─── DATA SECTION ───

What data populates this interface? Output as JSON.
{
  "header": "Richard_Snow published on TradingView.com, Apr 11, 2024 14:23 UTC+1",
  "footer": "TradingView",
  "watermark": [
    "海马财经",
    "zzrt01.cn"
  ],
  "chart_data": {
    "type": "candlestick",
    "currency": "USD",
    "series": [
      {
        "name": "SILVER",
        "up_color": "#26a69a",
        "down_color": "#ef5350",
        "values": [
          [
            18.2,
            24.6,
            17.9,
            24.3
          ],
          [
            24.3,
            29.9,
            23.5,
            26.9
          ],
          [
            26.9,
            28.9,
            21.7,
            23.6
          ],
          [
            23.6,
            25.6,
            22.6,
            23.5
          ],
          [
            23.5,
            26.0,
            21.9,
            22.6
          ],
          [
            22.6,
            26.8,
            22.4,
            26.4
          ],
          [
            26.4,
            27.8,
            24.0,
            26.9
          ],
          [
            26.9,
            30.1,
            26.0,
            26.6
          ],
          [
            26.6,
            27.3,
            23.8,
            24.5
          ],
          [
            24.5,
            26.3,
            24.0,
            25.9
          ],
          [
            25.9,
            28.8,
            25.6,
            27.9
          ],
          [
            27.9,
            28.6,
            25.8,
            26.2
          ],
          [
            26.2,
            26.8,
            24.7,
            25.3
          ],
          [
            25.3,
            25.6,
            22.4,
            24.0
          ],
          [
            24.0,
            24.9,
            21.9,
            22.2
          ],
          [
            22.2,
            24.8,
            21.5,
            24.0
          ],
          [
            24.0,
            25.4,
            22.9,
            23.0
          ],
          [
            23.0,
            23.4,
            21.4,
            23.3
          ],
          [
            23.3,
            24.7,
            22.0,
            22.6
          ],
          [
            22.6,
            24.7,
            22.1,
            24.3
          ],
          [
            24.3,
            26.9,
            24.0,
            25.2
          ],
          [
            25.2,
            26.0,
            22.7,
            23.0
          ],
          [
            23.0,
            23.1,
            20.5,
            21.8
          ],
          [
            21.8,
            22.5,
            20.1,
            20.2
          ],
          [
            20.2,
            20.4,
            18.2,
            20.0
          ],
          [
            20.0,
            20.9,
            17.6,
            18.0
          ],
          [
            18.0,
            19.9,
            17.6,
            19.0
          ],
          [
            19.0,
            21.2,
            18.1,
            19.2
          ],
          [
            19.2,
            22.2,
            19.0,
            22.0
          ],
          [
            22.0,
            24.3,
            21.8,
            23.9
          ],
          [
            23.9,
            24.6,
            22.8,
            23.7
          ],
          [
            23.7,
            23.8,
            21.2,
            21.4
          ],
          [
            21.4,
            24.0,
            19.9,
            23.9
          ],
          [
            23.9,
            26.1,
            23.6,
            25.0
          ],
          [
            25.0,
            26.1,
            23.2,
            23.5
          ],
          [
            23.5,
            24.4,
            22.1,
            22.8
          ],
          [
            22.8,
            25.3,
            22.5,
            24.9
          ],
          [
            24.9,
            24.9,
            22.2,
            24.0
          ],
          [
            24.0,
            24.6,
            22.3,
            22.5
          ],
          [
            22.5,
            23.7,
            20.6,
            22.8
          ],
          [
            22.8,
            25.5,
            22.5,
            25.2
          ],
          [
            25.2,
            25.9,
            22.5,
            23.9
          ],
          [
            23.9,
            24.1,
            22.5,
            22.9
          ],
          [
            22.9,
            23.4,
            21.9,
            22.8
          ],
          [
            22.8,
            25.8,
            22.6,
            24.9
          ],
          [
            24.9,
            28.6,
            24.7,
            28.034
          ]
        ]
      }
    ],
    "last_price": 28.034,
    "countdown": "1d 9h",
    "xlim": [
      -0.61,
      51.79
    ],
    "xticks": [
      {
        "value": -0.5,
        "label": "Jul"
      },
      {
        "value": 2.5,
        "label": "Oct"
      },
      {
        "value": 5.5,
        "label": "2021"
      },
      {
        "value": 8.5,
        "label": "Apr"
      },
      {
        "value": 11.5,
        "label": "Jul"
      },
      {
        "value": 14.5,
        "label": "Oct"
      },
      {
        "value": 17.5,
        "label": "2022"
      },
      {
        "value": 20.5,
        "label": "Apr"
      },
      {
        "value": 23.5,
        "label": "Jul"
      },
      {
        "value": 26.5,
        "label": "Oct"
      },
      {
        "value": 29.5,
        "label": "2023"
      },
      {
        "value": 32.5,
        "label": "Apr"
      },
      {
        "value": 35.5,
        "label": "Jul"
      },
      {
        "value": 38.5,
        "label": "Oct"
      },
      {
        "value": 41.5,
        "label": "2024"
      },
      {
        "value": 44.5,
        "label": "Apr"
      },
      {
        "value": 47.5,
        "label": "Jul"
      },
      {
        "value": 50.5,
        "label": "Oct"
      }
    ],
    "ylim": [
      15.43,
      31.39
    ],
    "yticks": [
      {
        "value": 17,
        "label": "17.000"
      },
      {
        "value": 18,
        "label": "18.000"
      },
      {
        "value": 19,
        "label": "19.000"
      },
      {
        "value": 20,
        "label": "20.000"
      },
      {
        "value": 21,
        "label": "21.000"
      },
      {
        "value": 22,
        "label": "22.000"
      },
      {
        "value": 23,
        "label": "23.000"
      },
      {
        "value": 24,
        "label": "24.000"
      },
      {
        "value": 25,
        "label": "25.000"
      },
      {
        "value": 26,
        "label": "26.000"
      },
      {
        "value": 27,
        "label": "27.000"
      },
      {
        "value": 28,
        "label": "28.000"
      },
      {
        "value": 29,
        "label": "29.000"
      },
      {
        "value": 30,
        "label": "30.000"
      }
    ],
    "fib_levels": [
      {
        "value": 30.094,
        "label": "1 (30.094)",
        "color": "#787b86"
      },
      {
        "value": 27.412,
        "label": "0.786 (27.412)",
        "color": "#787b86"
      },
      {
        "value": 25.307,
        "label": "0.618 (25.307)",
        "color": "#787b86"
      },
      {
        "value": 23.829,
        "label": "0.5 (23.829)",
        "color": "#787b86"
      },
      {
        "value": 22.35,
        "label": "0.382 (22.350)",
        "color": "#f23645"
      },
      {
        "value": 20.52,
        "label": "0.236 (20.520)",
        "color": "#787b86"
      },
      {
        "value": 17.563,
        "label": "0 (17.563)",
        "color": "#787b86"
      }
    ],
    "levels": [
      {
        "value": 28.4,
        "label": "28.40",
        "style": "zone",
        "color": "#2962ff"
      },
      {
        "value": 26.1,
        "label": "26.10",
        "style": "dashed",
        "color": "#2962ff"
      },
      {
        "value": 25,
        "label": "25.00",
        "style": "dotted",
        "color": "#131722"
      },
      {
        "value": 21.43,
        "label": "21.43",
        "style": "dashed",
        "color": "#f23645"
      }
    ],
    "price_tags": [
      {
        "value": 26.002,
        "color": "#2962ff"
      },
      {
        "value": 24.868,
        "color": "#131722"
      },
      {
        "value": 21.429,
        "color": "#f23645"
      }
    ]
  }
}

───

Report how many lines in the data contain the word "style", with no words besides the number.

4